--- ENTRIES PROVIDED ---
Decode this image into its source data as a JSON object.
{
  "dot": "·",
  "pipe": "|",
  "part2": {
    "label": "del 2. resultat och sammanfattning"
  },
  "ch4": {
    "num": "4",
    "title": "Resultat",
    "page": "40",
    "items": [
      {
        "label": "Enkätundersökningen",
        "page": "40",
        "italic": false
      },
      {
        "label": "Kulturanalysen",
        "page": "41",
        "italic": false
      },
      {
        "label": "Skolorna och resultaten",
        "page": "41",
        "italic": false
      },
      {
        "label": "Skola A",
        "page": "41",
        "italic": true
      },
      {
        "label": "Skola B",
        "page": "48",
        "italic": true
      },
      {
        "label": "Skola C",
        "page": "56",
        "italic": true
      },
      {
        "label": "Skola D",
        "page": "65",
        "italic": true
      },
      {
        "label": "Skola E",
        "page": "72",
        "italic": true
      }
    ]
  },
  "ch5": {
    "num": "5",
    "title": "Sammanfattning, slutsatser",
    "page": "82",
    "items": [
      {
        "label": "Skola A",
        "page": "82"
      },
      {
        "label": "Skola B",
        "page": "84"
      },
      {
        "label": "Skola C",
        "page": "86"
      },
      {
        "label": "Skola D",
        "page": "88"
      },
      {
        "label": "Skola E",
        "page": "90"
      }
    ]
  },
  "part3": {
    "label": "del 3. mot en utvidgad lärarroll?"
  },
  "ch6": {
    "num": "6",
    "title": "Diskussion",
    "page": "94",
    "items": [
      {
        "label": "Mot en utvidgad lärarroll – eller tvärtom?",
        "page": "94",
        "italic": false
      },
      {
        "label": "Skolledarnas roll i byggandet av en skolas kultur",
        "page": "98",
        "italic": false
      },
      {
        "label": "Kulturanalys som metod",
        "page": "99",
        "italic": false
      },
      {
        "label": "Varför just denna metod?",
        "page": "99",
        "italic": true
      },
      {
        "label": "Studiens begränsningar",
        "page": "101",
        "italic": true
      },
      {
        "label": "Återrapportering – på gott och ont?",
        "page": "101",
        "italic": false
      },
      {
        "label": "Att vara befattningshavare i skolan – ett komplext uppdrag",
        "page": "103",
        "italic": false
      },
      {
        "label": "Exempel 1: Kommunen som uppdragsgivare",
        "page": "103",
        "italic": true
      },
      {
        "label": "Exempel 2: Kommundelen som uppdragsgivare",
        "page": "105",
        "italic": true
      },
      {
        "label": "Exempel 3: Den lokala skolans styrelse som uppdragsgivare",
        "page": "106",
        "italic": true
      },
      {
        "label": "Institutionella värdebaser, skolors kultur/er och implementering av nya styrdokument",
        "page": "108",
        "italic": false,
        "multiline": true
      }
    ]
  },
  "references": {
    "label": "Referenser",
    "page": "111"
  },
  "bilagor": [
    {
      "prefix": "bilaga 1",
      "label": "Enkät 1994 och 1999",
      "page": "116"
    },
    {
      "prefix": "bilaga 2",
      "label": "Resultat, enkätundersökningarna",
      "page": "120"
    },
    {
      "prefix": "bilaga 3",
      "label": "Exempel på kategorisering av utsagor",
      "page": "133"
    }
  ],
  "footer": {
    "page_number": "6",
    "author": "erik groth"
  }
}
---
• _PROBLEM STATEMENT_: Extract each entry in full and write it down exactly.

• _EXERCISE OUTPUT_:
Decode this image into its source data as a JSON object.
{
  "dot": "·",
  "pipe": "|",
  "part2": {
    "label": "del 2. resultat och sammanfattning"
  },
  "ch4": {
    "num": "4",
    "title": "Resultat",
    "page": "40",
    "items": [
      {
        "label": "Enkätundersökningen",
        "page": "40",
        "italic": false
      },
      {
        "label": "Kulturanalysen",
        "page": "41",
        "italic": false
      },
      {
        "label": "Skolorna och resultaten",
        "page": "41",
        "italic": false
      },
      {
        "label": "Skola A",
        "page": "41",
        "italic": true
      },
      {
        "label": "Skola B",
        "page": "48",
        "italic": true
      },
      {
        "label": "Skola C",
        "page": "56",
        "italic": true
      },
      {
        "label": "Skola D",
        "page": "65",
        "italic": true
      },
      {
        "label": "Skola E",
        "page": "72",
        "italic": true
      }
    ]
  },
  "ch5": {
    "num": "5",
    "title": "Sammanfattning, slutsatser",
    "page": "82",
    "items": [
      {
        "label": "Skola A",
        "page": "82"
      },
      {
        "label": "Skola B",
        "page": "84"
      },
      {
        "label": "Skola C",
        "page": "86"
      },
      {
        "label": "Skola D",
        "page": "88"
      },
      {
        "label": "Skola E",
        "page": "90"
      }
    ]
  },
  "part3": {
    "label": "del 3. mot en utvidgad lärarroll?"
  },
  "ch6": {
    "num": "6",
    "title": "Diskussion",
    "page": "94",
    "items": [
      {
        "label": "Mot en utvidgad lärarroll – eller tvärtom?",
        "page": "94",
        "italic": false
      },
      {
        "label": "Skolledarnas roll i byggandet av en skolas kultur",
        "page": "98",
        "italic": false
      },
      {
        "label": "Kulturanalys som metod",
        "page": "99",
        "italic": false
      },
      {
        "label": "Varför just denna metod?",
        "page": "99",
        "italic": true
      },
      {
        "label": "Studiens begränsningar",
        "page": "101",
        "italic": true
      },
      {
        "label": "Återrapportering – på gott och ont?",
        "page": "101",
        "italic": false
      },
      {
        "label": "Att vara befattningshavare i skolan – ett komplext uppdrag",
        "page": "103",
        "italic": false
      },
      {
        "label": "Exempel 1: Kommunen som uppdragsgivare",
        "page": "103",
        "italic": true
      },
      {
        "label": "Exempel 2: Kommundelen som uppdragsgivare",
        "page": "105",
        "italic": true
      },
      {
        "label": "Exempel 3: Den lokala skolans styrelse som uppdragsgivare",
        "page": "106",
        "italic": true
      },
      {
        "label": "Institutionella värdebaser, skolors kultur/er och implementering av nya styrdokument",
        "page": "108",
        "italic": false,
        "multiline": true
      }
    ]
  },
  "references": {
    "label": "Referenser",
    "page": "111"
  },
  "bilagor": [
    {
      "prefix": "bilaga 1",
      "label": "Enkät 1994 och 1999",
      "page": "116"
    },
    {
      "prefix": "bilaga 2",
      "label": "Resultat, enkätundersökningarna",
      "page": "120"
    },
    {
      "prefix": "bilaga 3",
      "label": "Exempel på kategorisering av utsagor",
      "page": "133"
    }
  ],
  "footer": {
    "page_number": "6",
    "author": "erik groth"
  }
}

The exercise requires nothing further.